A block of data
<<<<
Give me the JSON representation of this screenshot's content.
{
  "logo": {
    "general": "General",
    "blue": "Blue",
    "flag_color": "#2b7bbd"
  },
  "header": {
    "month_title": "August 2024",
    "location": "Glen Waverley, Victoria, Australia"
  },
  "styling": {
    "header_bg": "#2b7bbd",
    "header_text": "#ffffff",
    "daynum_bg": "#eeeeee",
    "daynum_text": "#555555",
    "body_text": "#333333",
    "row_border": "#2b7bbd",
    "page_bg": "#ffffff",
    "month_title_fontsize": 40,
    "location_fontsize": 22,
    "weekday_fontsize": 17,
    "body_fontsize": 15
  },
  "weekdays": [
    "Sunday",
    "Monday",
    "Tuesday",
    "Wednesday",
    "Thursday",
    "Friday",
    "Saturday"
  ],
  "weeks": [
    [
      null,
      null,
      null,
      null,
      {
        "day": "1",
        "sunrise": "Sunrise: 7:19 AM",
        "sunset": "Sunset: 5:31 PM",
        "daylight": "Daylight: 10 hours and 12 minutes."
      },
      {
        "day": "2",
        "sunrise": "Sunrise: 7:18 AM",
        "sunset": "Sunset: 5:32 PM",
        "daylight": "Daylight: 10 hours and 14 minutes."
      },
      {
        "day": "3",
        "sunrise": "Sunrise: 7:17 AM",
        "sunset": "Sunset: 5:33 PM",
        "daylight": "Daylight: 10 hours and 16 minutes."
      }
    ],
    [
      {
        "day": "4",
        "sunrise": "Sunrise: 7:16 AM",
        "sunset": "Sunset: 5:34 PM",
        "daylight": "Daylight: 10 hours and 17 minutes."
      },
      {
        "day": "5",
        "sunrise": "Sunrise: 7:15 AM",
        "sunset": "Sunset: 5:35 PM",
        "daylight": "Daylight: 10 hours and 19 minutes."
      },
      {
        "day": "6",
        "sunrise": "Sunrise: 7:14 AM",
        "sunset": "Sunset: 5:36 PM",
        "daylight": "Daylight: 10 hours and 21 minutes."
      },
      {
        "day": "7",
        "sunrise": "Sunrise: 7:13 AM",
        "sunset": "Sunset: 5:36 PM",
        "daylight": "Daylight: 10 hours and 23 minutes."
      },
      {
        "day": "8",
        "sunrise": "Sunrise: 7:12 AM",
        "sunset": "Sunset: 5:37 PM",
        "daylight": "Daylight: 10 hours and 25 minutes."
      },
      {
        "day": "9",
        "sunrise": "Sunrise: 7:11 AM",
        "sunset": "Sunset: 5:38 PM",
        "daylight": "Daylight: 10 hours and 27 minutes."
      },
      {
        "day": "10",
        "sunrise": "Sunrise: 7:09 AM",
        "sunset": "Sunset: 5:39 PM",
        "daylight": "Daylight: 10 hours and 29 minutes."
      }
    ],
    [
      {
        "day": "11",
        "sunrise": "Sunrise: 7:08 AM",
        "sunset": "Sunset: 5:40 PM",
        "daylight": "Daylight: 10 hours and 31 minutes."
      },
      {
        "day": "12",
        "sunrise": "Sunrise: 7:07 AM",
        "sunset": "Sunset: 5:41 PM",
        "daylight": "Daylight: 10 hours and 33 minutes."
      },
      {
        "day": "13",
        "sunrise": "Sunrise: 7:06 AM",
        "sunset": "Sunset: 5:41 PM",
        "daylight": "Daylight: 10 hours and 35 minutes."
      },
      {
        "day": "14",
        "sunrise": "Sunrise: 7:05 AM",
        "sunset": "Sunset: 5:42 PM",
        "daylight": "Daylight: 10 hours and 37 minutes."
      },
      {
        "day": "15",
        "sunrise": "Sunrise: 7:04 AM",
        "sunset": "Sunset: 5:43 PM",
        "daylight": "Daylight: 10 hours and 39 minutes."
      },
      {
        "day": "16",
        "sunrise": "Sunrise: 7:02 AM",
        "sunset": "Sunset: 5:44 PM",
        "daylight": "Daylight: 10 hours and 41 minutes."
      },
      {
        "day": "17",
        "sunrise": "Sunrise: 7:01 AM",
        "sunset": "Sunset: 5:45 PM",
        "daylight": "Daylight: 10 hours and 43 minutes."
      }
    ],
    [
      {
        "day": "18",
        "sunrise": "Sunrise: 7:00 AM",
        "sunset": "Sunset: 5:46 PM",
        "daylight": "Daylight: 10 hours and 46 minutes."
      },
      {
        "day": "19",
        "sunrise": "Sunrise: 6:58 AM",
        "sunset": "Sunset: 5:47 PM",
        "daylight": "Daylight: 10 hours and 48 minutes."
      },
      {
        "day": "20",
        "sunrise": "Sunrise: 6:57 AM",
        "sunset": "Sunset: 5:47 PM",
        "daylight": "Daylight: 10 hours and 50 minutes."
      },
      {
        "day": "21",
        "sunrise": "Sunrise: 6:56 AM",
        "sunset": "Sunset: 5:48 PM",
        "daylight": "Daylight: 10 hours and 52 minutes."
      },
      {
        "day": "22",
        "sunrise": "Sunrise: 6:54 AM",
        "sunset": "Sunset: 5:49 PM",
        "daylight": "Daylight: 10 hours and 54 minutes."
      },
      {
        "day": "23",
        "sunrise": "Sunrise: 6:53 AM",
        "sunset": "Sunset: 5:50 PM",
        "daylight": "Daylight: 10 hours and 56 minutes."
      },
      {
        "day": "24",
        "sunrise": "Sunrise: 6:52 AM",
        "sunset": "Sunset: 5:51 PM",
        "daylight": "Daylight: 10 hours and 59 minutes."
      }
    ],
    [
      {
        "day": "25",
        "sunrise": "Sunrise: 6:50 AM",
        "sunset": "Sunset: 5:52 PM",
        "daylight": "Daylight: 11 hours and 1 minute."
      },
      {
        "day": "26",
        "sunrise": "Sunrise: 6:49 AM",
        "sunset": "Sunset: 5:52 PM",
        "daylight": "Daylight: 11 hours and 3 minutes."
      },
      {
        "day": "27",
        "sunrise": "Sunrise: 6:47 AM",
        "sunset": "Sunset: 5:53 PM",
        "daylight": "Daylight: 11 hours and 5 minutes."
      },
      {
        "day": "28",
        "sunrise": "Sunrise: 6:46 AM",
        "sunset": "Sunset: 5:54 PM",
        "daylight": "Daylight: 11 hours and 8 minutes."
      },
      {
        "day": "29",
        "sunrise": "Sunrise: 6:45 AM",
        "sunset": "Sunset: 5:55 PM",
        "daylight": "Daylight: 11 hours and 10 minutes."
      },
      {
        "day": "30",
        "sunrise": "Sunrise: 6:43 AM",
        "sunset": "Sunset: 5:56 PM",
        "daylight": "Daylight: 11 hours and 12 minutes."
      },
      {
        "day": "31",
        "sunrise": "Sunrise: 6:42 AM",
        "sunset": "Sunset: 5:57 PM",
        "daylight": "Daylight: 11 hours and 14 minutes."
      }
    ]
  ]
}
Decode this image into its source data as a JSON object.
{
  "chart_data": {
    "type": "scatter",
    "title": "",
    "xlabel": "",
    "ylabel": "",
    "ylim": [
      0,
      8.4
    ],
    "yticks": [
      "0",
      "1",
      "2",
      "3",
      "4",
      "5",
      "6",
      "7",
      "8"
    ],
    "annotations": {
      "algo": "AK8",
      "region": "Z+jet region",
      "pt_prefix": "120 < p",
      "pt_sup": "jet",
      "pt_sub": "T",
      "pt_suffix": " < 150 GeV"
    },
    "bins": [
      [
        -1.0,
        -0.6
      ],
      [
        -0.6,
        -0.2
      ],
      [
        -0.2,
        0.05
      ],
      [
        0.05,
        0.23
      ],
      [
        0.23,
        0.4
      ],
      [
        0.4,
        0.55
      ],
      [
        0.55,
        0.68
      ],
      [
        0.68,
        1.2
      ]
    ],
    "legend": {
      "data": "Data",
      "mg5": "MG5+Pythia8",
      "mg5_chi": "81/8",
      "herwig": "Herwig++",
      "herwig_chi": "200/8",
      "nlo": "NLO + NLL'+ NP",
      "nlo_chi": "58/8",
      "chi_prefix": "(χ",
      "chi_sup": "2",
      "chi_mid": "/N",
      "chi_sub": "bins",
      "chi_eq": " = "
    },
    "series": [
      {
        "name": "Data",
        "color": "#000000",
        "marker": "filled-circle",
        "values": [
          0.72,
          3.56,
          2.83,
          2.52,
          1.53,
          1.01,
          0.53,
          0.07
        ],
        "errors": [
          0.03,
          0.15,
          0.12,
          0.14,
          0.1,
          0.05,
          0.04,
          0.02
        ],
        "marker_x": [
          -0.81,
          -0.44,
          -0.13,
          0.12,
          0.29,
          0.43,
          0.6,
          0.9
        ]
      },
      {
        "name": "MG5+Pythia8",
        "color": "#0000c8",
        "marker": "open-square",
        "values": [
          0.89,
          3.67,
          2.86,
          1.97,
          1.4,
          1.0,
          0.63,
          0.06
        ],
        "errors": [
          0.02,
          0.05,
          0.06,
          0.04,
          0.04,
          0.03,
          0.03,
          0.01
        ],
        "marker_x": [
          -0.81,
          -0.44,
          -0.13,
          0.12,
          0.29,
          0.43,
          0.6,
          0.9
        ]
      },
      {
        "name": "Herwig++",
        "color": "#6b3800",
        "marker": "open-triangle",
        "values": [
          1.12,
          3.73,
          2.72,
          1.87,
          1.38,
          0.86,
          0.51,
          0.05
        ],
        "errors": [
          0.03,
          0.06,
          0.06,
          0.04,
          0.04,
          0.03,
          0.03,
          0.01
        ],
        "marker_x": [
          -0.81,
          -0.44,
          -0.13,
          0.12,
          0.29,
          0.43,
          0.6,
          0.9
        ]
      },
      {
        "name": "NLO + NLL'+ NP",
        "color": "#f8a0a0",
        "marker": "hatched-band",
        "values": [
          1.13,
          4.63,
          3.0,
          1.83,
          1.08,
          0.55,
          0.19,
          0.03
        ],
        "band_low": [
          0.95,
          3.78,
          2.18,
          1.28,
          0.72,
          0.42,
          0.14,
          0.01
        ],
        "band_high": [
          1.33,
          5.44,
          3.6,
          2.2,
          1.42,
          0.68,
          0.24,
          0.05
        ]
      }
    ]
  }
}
>>>>
**What you are asked to do**
Count every line bearing the word "open"; report the total only.

**Full output**
2